### THE TASK
Transcribe everything in the data word for word. Pictures are left out.

### DATA FOR THIS TASK

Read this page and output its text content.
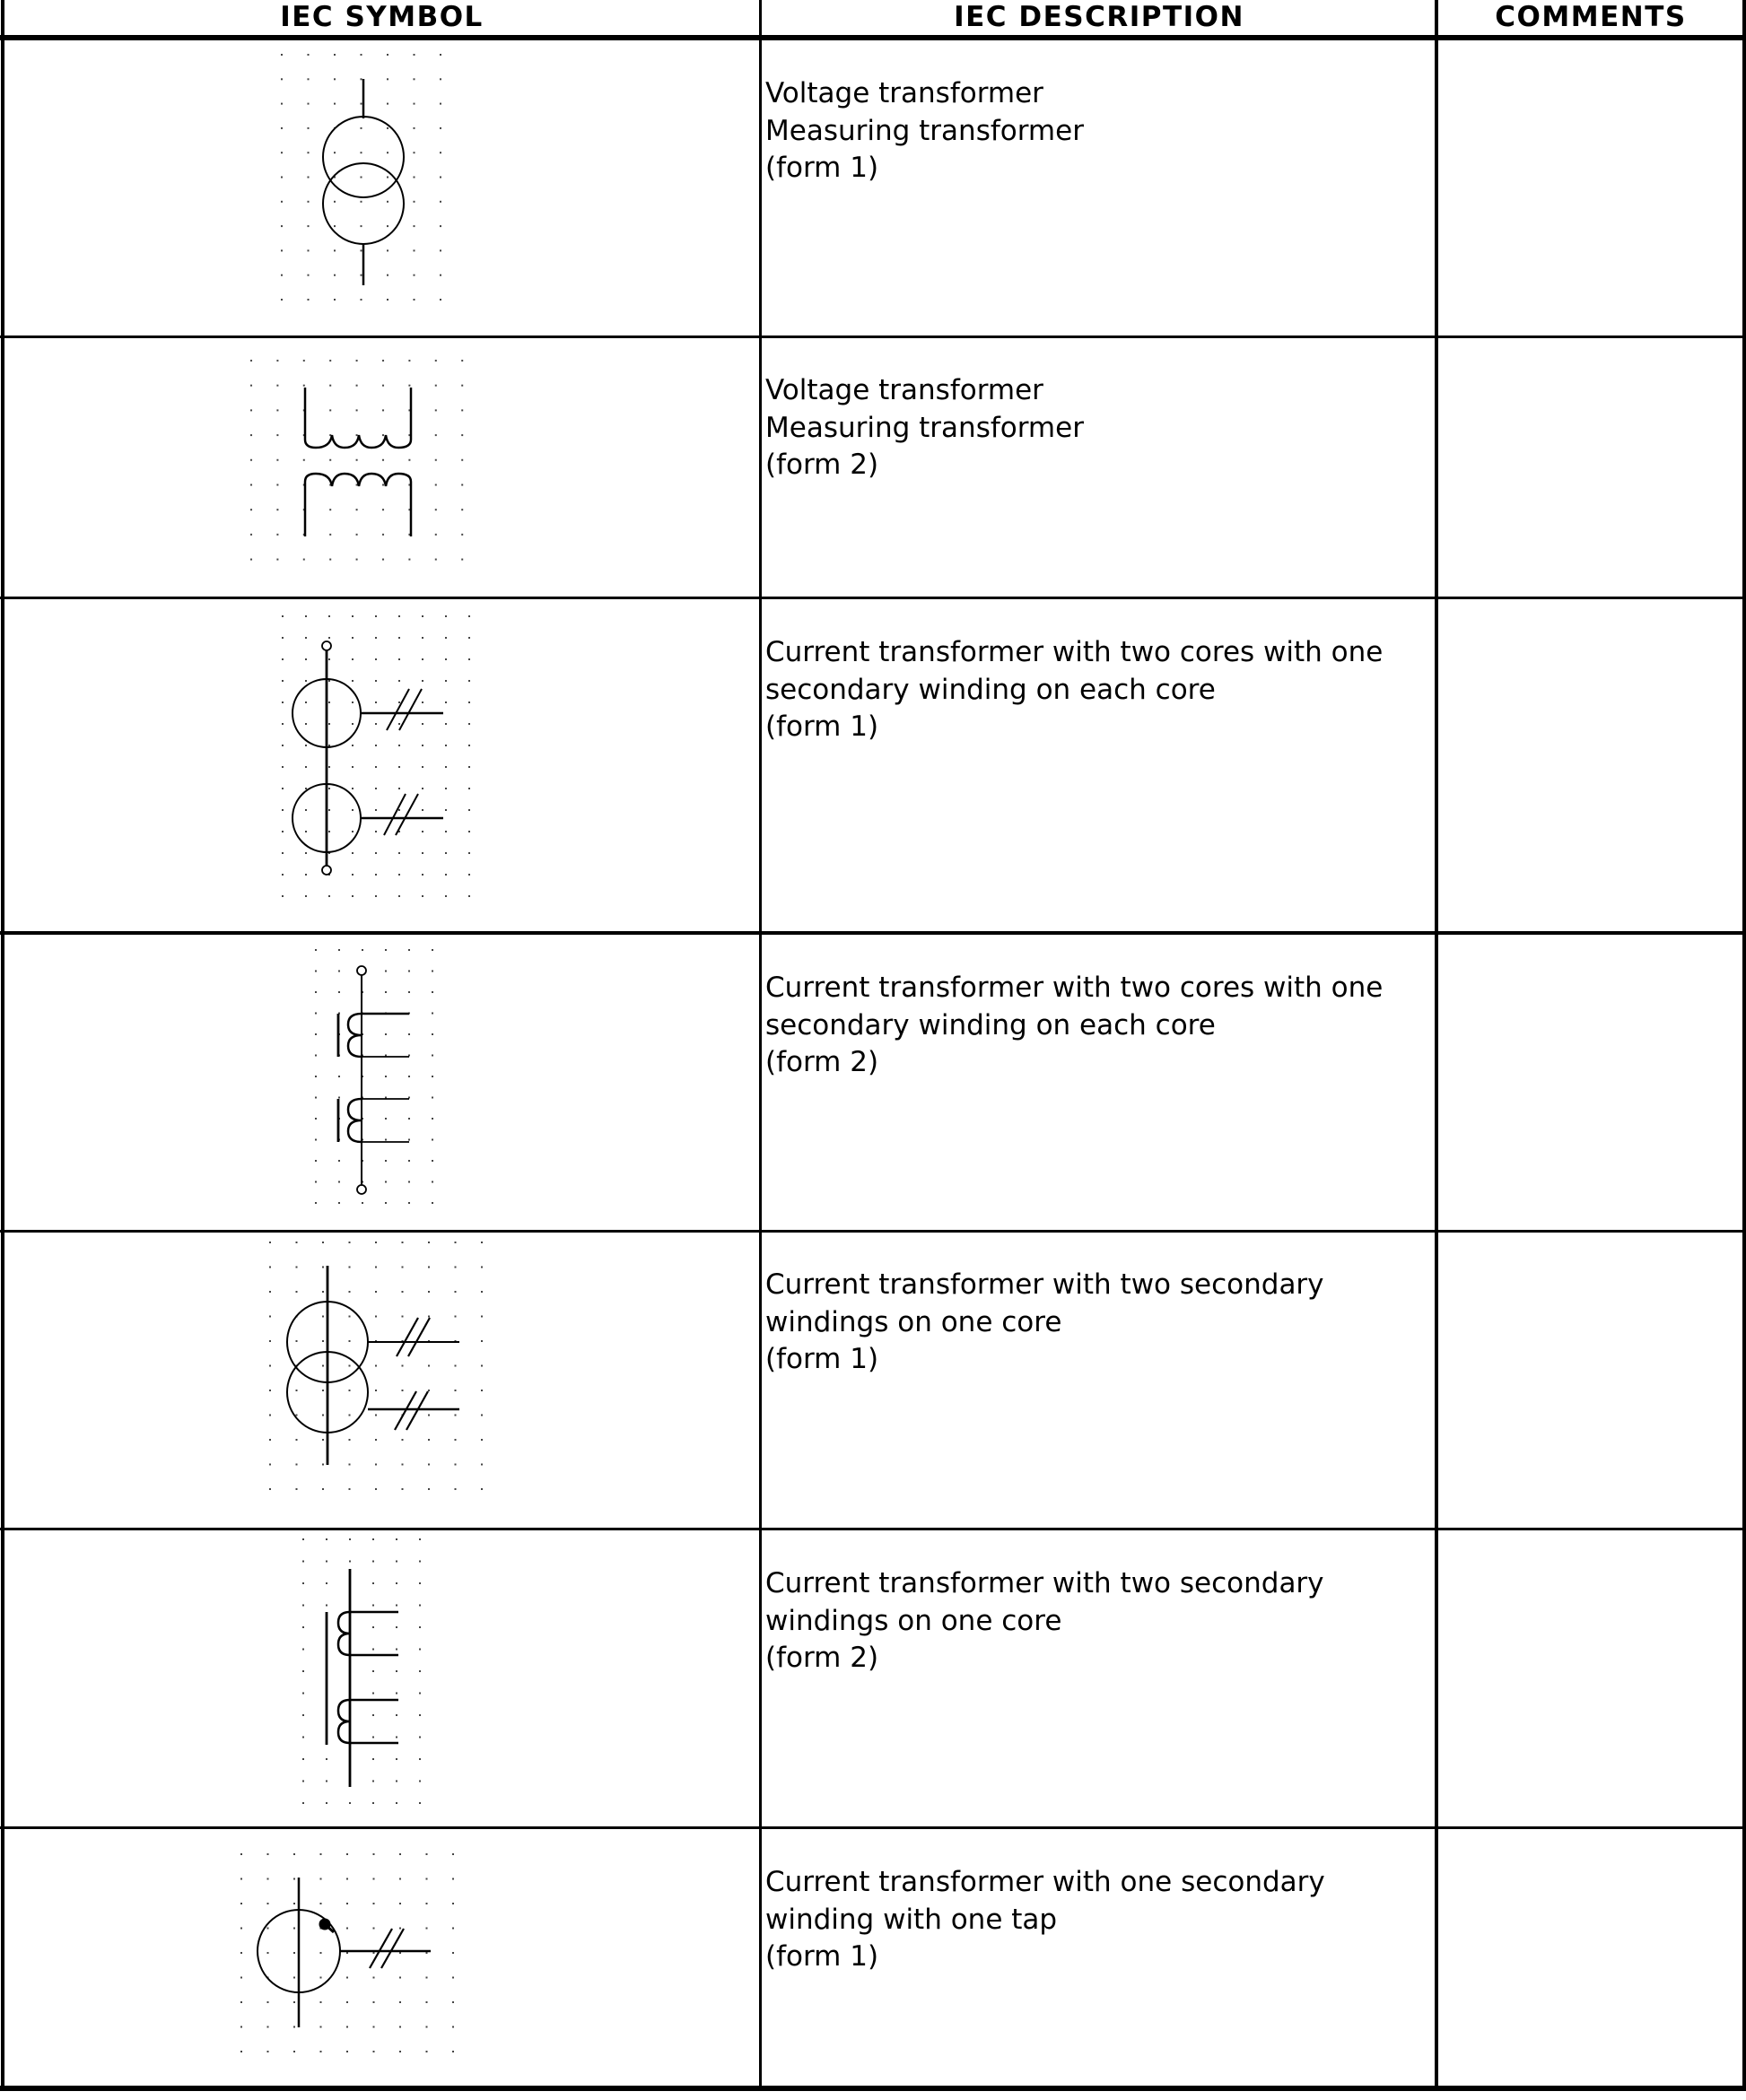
IEC SYMBOL	IEC DESCRIPTION	COMMENTS
Voltage transformer
Measuring transformer
(form 1)
Voltage transformer
Measuring transformer
(form 2)
Current transformer with two cores with one
secondary winding on each core
(form 1)
Current transformer with two cores with one
secondary winding on each core
(form 2)
Current transformer with two secondary
windings on one core
(form 1)
Current transformer with two secondary
windings on one core
(form 2)
Current transformer with one secondary
winding with one tap
(form 1)
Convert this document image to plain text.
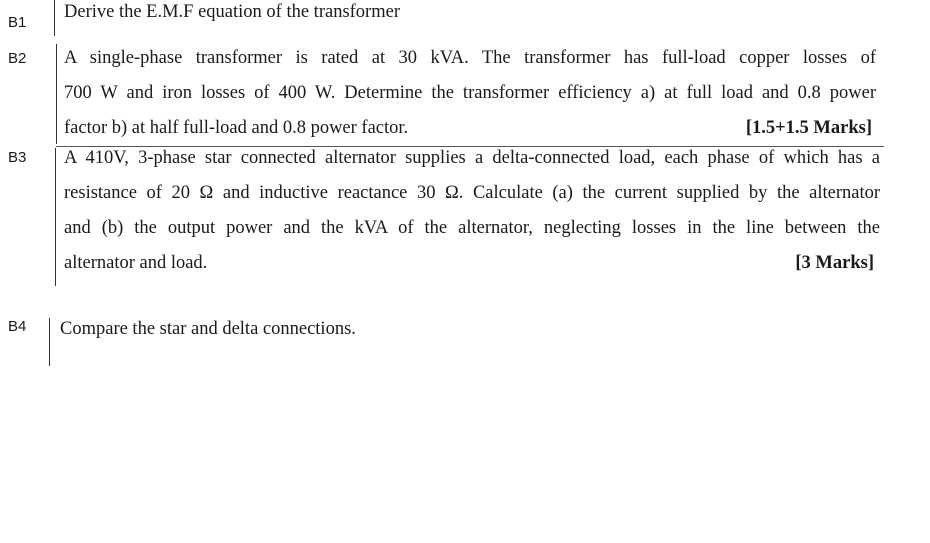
B1
B2
B3
B4
Derive the E.M.F equation of the transformer
A single-phase transformer is rated at 30 kVA. The transformer has full-load copper losses of
700 W and iron losses of 400 W. Determine the transformer efficiency a) at full load and 0.8 power
factor b) at half full-load and 0.8 power factor.	[1.5+1.5 Marks]
A 410V, 3-phase star connected alternator supplies a delta-connected load, each phase of which has a
resistance of 20 Ω and inductive reactance 30 Ω. Calculate (a) the current supplied by the alternator
and (b) the output power and the kVA of the alternator, neglecting losses in the line between the
alternator and load.	[3 Marks]
Compare the star and delta connections.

### SOLUTION
Read this page and output its text content.
IEC SYMBOL	IEC DESCRIPTION	COMMENTS
Voltage transformer
Measuring transformer
(form 1)
Voltage transformer
Measuring transformer
(form 2)
Current transformer with two cores with one
secondary winding on each core
(form 1)
Current transformer with two cores with one
secondary winding on each core
(form 2)
Current transformer with two secondary
windings on one core
(form 1)
Current transformer with two secondary
windings on one core
(form 2)
Current transformer with one secondary
winding with one tap
(form 1)
Convert this document image to plain text.
B1
B2
B3
B4
Derive the E.M.F equation of the transformer
A single-phase transformer is rated at 30 kVA. The transformer has full-load copper losses of
700 W and iron losses of 400 W. Determine the transformer efficiency a) at full load and 0.8 power
factor b) at half full-load and 0.8 power factor.	[1.5+1.5 Marks]
A 410V, 3-phase star connected alternator supplies a delta-connected load, each phase of which has a
resistance of 20 Ω and inductive reactance 30 Ω. Calculate (a) the current supplied by the alternator
and (b) the output power and the kVA of the alternator, neglecting losses in the line between the
alternator and load.	[3 Marks]
Compare the star and delta connections.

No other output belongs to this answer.